Work out how many lines of the records contain "కరణల". Answer with the number and nothing else.
^^^^
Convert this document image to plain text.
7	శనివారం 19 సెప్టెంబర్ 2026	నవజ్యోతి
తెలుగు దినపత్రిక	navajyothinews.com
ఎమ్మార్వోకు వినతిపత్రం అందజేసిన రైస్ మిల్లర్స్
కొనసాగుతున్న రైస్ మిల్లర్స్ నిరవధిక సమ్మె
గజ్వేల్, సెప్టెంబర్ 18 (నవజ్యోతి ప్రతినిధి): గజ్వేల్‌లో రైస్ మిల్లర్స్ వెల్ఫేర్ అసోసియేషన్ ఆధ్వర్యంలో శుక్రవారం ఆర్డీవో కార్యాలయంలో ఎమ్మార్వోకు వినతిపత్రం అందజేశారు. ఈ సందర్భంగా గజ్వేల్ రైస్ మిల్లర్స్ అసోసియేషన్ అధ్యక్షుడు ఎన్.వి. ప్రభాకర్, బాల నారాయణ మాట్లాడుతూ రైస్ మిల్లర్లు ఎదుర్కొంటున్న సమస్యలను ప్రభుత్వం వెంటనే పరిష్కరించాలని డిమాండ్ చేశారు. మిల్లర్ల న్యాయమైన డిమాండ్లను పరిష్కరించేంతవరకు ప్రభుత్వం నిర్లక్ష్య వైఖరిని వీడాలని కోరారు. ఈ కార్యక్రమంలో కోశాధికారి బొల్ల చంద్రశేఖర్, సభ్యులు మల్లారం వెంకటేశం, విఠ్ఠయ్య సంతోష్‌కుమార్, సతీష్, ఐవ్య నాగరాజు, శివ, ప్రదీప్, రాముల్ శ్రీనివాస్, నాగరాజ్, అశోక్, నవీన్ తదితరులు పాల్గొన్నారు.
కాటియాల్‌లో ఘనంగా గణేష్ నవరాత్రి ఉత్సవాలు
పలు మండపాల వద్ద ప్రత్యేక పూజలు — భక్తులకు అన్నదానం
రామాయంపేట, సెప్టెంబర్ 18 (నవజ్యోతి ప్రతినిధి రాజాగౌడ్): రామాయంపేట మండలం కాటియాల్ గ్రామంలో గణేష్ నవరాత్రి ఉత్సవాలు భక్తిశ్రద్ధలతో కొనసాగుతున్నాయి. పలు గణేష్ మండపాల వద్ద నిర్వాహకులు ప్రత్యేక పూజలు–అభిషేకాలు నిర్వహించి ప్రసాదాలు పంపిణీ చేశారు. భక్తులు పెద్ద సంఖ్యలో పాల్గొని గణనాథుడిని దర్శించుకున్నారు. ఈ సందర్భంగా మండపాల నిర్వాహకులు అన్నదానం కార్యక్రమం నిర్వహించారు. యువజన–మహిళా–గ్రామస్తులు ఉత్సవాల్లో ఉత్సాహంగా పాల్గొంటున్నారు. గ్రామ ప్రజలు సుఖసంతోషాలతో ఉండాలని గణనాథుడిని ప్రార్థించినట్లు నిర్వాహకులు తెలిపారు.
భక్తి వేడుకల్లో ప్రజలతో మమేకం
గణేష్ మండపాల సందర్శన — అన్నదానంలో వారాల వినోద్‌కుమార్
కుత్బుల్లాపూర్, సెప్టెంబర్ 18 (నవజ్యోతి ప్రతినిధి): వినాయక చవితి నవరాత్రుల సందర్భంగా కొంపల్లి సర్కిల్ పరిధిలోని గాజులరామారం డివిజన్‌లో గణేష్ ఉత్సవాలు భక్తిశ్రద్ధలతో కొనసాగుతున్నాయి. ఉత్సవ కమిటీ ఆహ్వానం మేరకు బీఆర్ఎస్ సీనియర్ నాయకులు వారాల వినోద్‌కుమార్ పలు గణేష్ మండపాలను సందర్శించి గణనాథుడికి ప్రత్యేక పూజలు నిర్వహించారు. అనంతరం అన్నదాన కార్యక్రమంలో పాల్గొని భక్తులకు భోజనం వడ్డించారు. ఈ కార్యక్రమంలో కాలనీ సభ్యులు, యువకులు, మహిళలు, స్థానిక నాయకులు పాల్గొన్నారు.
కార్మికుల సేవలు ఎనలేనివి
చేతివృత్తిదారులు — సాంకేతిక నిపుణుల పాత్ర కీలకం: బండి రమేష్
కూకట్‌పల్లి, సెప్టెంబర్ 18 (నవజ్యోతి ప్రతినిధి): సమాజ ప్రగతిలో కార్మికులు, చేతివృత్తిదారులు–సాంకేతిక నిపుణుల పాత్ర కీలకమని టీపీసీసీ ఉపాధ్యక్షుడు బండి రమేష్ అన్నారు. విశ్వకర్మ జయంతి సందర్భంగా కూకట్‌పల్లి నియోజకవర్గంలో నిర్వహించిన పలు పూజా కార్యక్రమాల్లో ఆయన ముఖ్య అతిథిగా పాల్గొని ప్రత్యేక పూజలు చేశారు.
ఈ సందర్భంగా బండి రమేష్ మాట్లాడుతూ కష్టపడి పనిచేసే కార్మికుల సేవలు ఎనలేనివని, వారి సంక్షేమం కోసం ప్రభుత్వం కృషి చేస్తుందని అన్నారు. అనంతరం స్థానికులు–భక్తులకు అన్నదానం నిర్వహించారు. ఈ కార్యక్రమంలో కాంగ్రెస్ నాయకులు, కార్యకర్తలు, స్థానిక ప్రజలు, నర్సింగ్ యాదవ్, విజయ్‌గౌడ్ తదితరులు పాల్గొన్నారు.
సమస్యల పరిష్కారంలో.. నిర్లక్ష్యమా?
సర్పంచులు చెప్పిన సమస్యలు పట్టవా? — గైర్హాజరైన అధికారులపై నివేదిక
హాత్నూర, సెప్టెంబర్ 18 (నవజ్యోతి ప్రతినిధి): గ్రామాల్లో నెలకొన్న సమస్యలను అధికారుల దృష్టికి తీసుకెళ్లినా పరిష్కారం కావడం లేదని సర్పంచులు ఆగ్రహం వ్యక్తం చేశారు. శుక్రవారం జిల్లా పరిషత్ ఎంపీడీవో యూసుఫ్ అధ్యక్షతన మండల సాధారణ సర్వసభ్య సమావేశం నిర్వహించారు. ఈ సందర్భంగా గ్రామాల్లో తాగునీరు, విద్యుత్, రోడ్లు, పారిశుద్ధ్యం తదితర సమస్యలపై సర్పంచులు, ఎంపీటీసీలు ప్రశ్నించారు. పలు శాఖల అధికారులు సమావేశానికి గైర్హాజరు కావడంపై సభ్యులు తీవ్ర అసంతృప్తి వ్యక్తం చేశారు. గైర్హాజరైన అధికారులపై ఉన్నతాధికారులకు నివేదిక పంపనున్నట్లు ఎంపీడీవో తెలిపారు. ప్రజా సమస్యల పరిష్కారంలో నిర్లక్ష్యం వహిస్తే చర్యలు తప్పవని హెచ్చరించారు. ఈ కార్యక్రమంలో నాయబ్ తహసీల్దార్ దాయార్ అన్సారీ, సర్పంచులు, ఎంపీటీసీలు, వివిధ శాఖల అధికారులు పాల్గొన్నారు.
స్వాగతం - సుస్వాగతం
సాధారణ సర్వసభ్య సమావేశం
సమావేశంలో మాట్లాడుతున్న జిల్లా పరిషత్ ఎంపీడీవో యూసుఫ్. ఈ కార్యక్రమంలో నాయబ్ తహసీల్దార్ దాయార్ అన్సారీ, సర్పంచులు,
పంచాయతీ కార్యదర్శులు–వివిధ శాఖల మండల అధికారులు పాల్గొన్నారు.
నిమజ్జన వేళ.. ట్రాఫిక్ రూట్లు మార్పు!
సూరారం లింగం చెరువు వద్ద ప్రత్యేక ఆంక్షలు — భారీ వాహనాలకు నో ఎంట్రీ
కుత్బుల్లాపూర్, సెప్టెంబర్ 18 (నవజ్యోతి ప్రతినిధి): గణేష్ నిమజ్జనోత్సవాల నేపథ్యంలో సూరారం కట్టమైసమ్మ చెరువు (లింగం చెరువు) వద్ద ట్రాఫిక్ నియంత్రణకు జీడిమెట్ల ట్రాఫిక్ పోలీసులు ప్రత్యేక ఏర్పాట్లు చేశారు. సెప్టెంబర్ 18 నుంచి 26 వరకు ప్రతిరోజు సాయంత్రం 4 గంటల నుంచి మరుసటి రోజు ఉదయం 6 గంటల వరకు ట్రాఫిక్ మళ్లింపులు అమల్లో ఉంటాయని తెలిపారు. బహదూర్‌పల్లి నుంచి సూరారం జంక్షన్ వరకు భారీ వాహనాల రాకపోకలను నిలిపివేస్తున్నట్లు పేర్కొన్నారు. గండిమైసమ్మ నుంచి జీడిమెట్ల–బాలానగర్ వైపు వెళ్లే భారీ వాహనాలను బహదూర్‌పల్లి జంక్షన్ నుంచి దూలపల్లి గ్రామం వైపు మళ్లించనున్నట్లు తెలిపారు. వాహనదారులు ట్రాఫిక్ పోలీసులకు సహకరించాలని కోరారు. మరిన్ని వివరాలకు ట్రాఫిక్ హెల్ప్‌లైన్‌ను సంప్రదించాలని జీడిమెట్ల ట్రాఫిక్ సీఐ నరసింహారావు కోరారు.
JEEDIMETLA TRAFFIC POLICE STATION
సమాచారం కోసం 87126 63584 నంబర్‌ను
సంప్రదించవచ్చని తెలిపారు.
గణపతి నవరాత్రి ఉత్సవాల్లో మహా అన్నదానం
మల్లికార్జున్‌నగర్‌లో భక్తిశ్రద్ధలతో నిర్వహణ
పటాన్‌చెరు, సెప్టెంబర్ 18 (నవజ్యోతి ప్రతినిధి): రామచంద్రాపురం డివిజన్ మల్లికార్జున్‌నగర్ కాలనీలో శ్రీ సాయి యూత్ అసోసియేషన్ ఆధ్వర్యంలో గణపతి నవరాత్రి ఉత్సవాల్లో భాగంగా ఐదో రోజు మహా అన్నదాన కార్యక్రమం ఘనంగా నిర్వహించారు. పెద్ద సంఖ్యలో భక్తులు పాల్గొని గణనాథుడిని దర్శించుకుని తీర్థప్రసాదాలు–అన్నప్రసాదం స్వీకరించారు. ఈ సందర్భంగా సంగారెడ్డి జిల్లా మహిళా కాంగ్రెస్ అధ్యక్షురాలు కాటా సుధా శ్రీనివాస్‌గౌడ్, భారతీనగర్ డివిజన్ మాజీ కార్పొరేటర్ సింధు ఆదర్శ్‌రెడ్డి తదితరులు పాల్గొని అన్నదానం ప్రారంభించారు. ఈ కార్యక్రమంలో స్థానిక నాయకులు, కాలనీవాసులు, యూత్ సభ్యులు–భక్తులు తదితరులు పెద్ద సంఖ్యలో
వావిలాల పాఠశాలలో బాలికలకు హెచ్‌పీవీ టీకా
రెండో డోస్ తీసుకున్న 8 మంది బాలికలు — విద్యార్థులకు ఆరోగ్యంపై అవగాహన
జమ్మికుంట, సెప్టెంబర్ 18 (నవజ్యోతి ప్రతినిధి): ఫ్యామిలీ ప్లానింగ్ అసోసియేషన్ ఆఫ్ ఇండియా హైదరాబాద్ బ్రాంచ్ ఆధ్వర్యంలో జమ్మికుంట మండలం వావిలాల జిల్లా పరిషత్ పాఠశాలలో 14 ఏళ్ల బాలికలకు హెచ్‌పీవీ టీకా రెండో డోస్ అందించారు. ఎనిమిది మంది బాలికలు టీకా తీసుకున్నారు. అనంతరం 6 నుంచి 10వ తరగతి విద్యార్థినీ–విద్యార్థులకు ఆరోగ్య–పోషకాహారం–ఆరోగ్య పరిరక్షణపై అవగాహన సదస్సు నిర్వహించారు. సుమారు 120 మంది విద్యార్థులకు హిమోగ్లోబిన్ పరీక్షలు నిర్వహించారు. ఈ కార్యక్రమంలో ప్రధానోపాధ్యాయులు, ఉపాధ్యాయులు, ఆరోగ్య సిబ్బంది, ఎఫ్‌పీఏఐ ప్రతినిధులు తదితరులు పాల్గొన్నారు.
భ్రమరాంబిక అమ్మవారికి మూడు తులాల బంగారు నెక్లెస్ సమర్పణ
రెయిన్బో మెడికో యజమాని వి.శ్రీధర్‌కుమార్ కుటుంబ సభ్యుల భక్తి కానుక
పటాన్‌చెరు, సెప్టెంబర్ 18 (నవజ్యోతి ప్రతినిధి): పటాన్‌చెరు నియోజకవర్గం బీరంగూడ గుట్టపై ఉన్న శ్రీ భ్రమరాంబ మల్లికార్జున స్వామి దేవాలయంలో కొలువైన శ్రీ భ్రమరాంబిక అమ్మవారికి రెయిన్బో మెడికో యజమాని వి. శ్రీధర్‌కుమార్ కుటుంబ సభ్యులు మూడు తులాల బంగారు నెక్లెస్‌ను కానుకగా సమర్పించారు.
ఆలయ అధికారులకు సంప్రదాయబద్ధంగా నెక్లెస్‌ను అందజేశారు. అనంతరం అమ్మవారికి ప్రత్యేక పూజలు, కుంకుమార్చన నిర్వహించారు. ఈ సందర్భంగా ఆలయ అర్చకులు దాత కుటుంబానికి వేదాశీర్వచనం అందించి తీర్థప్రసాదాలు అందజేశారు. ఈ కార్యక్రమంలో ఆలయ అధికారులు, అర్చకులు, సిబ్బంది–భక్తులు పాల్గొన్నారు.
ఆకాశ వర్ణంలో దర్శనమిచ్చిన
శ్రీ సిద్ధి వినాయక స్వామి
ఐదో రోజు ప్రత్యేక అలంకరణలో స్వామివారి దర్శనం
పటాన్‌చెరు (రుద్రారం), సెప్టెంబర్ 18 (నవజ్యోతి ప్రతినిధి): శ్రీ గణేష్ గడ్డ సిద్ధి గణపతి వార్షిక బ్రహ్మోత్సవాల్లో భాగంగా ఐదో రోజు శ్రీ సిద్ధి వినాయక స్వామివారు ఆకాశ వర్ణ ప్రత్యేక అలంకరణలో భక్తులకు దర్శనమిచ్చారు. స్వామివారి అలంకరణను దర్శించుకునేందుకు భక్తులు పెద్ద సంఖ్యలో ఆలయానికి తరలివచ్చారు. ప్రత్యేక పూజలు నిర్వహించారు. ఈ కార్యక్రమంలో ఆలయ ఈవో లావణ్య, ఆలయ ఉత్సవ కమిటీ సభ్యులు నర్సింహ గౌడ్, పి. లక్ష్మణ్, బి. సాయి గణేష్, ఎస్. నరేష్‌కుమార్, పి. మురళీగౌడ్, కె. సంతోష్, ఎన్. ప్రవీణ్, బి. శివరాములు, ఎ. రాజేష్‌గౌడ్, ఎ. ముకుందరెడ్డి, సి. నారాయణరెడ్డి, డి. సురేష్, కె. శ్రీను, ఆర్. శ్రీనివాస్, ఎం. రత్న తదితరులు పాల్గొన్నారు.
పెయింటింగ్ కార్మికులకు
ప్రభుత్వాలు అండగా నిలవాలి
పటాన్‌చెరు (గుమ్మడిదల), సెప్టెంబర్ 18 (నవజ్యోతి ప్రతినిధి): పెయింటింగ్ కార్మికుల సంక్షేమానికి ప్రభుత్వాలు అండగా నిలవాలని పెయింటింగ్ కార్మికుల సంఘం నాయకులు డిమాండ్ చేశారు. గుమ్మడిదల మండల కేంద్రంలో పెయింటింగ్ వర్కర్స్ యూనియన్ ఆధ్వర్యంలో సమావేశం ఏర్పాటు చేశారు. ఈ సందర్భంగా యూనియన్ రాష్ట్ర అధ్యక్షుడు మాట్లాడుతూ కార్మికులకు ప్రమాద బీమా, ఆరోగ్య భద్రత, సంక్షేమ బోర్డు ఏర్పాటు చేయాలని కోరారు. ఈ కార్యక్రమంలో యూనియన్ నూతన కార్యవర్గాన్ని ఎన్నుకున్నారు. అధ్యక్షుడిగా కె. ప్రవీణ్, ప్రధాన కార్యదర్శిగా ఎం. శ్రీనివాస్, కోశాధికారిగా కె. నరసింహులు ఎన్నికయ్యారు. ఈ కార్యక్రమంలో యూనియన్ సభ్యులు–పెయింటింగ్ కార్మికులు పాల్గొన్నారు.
^^^^
Answer to the task — 2